## Job
Repeat the material exactly, leaving nothing out.

## Input for this task
──────

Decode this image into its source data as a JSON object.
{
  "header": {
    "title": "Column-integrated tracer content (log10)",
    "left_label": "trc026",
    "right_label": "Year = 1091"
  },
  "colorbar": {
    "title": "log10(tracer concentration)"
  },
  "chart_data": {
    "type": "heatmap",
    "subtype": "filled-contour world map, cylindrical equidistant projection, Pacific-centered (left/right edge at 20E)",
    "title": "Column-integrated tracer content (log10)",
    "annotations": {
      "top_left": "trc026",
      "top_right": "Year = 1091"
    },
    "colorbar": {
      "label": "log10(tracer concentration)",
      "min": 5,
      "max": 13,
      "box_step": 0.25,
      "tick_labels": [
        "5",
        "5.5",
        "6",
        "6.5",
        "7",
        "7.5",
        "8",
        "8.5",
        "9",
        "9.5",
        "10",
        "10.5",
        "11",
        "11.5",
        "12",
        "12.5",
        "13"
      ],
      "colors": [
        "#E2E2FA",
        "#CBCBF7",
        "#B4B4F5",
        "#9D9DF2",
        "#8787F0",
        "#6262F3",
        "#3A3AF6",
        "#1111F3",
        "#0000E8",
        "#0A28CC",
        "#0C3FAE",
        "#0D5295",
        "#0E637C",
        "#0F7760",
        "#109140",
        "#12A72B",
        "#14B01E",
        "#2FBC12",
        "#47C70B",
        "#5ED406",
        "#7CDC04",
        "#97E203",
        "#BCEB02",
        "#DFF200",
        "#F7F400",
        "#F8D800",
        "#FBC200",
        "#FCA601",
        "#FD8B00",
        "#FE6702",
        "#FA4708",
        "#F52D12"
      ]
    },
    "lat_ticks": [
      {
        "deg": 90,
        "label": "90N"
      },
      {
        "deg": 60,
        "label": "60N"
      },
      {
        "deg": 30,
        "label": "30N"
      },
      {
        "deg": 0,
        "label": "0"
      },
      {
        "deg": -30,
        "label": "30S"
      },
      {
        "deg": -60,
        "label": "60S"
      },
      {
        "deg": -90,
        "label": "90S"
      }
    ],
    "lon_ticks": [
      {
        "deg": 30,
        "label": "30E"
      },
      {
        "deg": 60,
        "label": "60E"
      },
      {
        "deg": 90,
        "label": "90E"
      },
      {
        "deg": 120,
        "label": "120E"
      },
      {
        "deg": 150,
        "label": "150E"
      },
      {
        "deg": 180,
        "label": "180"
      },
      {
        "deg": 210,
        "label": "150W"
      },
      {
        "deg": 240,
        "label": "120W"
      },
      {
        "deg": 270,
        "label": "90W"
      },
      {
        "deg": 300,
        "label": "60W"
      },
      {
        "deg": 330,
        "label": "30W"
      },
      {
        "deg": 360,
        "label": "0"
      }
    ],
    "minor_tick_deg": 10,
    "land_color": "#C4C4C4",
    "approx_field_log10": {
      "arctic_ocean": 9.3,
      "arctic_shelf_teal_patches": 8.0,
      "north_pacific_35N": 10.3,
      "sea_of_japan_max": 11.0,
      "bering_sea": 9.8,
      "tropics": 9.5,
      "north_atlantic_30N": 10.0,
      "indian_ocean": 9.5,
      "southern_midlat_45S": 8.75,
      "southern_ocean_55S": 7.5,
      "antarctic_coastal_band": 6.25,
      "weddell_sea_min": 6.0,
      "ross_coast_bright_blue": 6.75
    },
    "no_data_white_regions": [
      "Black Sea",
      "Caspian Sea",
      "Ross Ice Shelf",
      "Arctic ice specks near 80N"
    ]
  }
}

──────

## Task output
Decode this image into its source data as a JSON object.
{
  "header": {
    "title": "Column-integrated tracer content (log10)",
    "left_label": "trc026",
    "right_label": "Year = 1091"
  },
  "colorbar": {
    "title": "log10(tracer concentration)"
  },
  "chart_data": {
    "type": "heatmap",
    "subtype": "filled-contour world map, cylindrical equidistant projection, Pacific-centered (left/right edge at 20E)",
    "title": "Column-integrated tracer content (log10)",
    "annotations": {
      "top_left": "trc026",
      "top_right": "Year = 1091"
    },
    "colorbar": {
      "label": "log10(tracer concentration)",
      "min": 5,
      "max": 13,
      "box_step": 0.25,
      "tick_labels": [
        "5",
        "5.5",
        "6",
        "6.5",
        "7",
        "7.5",
        "8",
        "8.5",
        "9",
        "9.5",
        "10",
        "10.5",
        "11",
        "11.5",
        "12",
        "12.5",
        "13"
      ],
      "colors": [
        "#E2E2FA",
        "#CBCBF7",
        "#B4B4F5",
        "#9D9DF2",
        "#8787F0",
        "#6262F3",
        "#3A3AF6",
        "#1111F3",
        "#0000E8",
        "#0A28CC",
        "#0C3FAE",
        "#0D5295",
        "#0E637C",
        "#0F7760",
        "#109140",
        "#12A72B",
        "#14B01E",
        "#2FBC12",
        "#47C70B",
        "#5ED406",
        "#7CDC04",
        "#97E203",
        "#BCEB02",
        "#DFF200",
        "#F7F400",
        "#F8D800",
        "#FBC200",
        "#FCA601",
        "#FD8B00",
        "#FE6702",
        "#FA4708",
        "#F52D12"
      ]
    },
    "lat_ticks": [
      {
        "deg": 90,
        "label": "90N"
      },
      {
        "deg": 60,
        "label": "60N"
      },
      {
        "deg": 30,
        "label": "30N"
      },
      {
        "deg": 0,
        "label": "0"
      },
      {
        "deg": -30,
        "label": "30S"
      },
      {
        "deg": -60,
        "label": "60S"
      },
      {
        "deg": -90,
        "label": "90S"
      }
    ],
    "lon_ticks": [
      {
        "deg": 30,
        "label": "30E"
      },
      {
        "deg": 60,
        "label": "60E"
      },
      {
        "deg": 90,
        "label": "90E"
      },
      {
        "deg": 120,
        "label": "120E"
      },
      {
        "deg": 150,
        "label": "150E"
      },
      {
        "deg": 180,
        "label": "180"
      },
      {
        "deg": 210,
        "label": "150W"
      },
      {
        "deg": 240,
        "label": "120W"
      },
      {
        "deg": 270,
        "label": "90W"
      },
      {
        "deg": 300,
        "label": "60W"
      },
      {
        "deg": 330,
        "label": "30W"
      },
      {
        "deg": 360,
        "label": "0"
      }
    ],
    "minor_tick_deg": 10,
    "land_color": "#C4C4C4",
    "approx_field_log10": {
      "arctic_ocean": 9.3,
      "arctic_shelf_teal_patches": 8.0,
      "north_pacific_35N": 10.3,
      "sea_of_japan_max": 11.0,
      "bering_sea": 9.8,
      "tropics": 9.5,
      "north_atlantic_30N": 10.0,
      "indian_ocean": 9.5,
      "southern_midlat_45S": 8.75,
      "southern_ocean_55S": 7.5,
      "antarctic_coastal_band": 6.25,
      "weddell_sea_min": 6.0,
      "ross_coast_bright_blue": 6.75
    },
    "no_data_white_regions": [
      "Black Sea",
      "Caspian Sea",
      "Ross Ice Shelf",
      "Arctic ice specks near 80N"
    ]
  }
}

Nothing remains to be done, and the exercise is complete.